Below is a block of records; return all of them exactly, but without the images.

## Data shown

_ _ _ _ _ _ _

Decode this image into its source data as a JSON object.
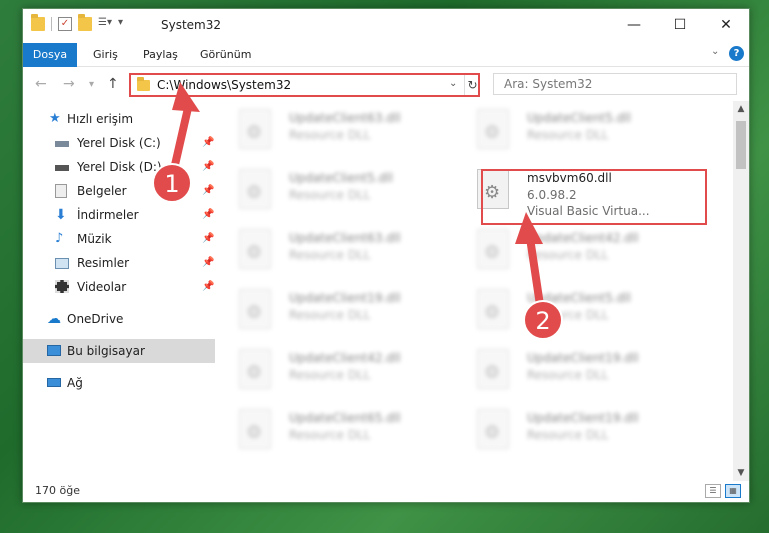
{
  "window": {
    "title": "System32"
  },
  "ribbon": {
    "tabs": [
      "Dosya",
      "Giriş",
      "Paylaş",
      "Görünüm"
    ],
    "help": "?"
  },
  "address": {
    "path": "C:\\Windows\\System32"
  },
  "search": {
    "placeholder": "Ara: System32"
  },
  "nav": {
    "items": [
      {
        "label": "Hızlı erişim",
        "icon": "star-icon"
      },
      {
        "label": "Yerel Disk (C:)",
        "icon": "drive-icon"
      },
      {
        "label": "Yerel Disk (D:)",
        "icon": "drive-icon"
      },
      {
        "label": "Belgeler",
        "icon": "documents-icon"
      },
      {
        "label": "İndirmeler",
        "icon": "download-icon"
      },
      {
        "label": "Müzik",
        "icon": "music-icon"
      },
      {
        "label": "Resimler",
        "icon": "pictures-icon"
      },
      {
        "label": "Videolar",
        "icon": "video-icon"
      },
      {
        "label": "OneDrive",
        "icon": "cloud-icon"
      },
      {
        "label": "Bu bilgisayar",
        "icon": "computer-icon"
      },
      {
        "label": "Ağ",
        "icon": "network-icon"
      }
    ]
  },
  "files": {
    "left": [
      {
        "name": "UpdateClient63.dll",
        "desc": "Resource DLL"
      },
      {
        "name": "UpdateClient5.dll",
        "desc": "Resource DLL"
      },
      {
        "name": "UpdateClient63.dll",
        "desc": "Resource DLL"
      },
      {
        "name": "UpdateClient19.dll",
        "desc": "Resource DLL"
      },
      {
        "name": "UpdateClient42.dll",
        "desc": "Resource DLL"
      },
      {
        "name": "UpdateClient65.dll",
        "desc": "Resource DLL"
      }
    ],
    "right": [
      {
        "name": "UpdateClient5.dll",
        "desc": "Resource DLL"
      },
      {
        "name": "UpdateClient42.dll",
        "desc": "Resource DLL"
      },
      {
        "name": "UpdateClient5.dll",
        "desc": "Resource DLL"
      },
      {
        "name": "UpdateClient19.dll",
        "desc": "Resource DLL"
      },
      {
        "name": "UpdateClient19.dll",
        "desc": "Resource DLL"
      }
    ],
    "featured": {
      "name": "msvbvm60.dll",
      "version": "6.0.98.2",
      "desc": "Visual Basic Virtua..."
    }
  },
  "status": {
    "count": "170 öğe"
  },
  "annotations": {
    "step1": "1",
    "step2": "2",
    "color": "#e14b4b"
  }
}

_ _ _ _ _ _ _

## Exercise result
Decode this image into its source data as a JSON object.
{
  "window": {
    "title": "System32"
  },
  "ribbon": {
    "tabs": [
      "Dosya",
      "Giriş",
      "Paylaş",
      "Görünüm"
    ],
    "help": "?"
  },
  "address": {
    "path": "C:\\Windows\\System32"
  },
  "search": {
    "placeholder": "Ara: System32"
  },
  "nav": {
    "items": [
      {
        "label": "Hızlı erişim",
        "icon": "star-icon"
      },
      {
        "label": "Yerel Disk (C:)",
        "icon": "drive-icon"
      },
      {
        "label": "Yerel Disk (D:)",
        "icon": "drive-icon"
      },
      {
        "label": "Belgeler",
        "icon": "documents-icon"
      },
      {
        "label": "İndirmeler",
        "icon": "download-icon"
      },
      {
        "label": "Müzik",
        "icon": "music-icon"
      },
      {
        "label": "Resimler",
        "icon": "pictures-icon"
      },
      {
        "label": "Videolar",
        "icon": "video-icon"
      },
      {
        "label": "OneDrive",
        "icon": "cloud-icon"
      },
      {
        "label": "Bu bilgisayar",
        "icon": "computer-icon"
      },
      {
        "label": "Ağ",
        "icon": "network-icon"
      }
    ]
  },
  "files": {
    "left": [
      {
        "name": "UpdateClient63.dll",
        "desc": "Resource DLL"
      },
      {
        "name": "UpdateClient5.dll",
        "desc": "Resource DLL"
      },
      {
        "name": "UpdateClient63.dll",
        "desc": "Resource DLL"
      },
      {
        "name": "UpdateClient19.dll",
        "desc": "Resource DLL"
      },
      {
        "name": "UpdateClient42.dll",
        "desc": "Resource DLL"
      },
      {
        "name": "UpdateClient65.dll",
        "desc": "Resource DLL"
      }
    ],
    "right": [
      {
        "name": "UpdateClient5.dll",
        "desc": "Resource DLL"
      },
      {
        "name": "UpdateClient42.dll",
        "desc": "Resource DLL"
      },
      {
        "name": "UpdateClient5.dll",
        "desc": "Resource DLL"
      },
      {
        "name": "UpdateClient19.dll",
        "desc": "Resource DLL"
      },
      {
        "name": "UpdateClient19.dll",
        "desc": "Resource DLL"
      }
    ],
    "featured": {
      "name": "msvbvm60.dll",
      "version": "6.0.98.2",
      "desc": "Visual Basic Virtua..."
    }
  },
  "status": {
    "count": "170 öğe"
  },
  "annotations": {
    "step1": "1",
    "step2": "2",
    "color": "#e14b4b"
  }
}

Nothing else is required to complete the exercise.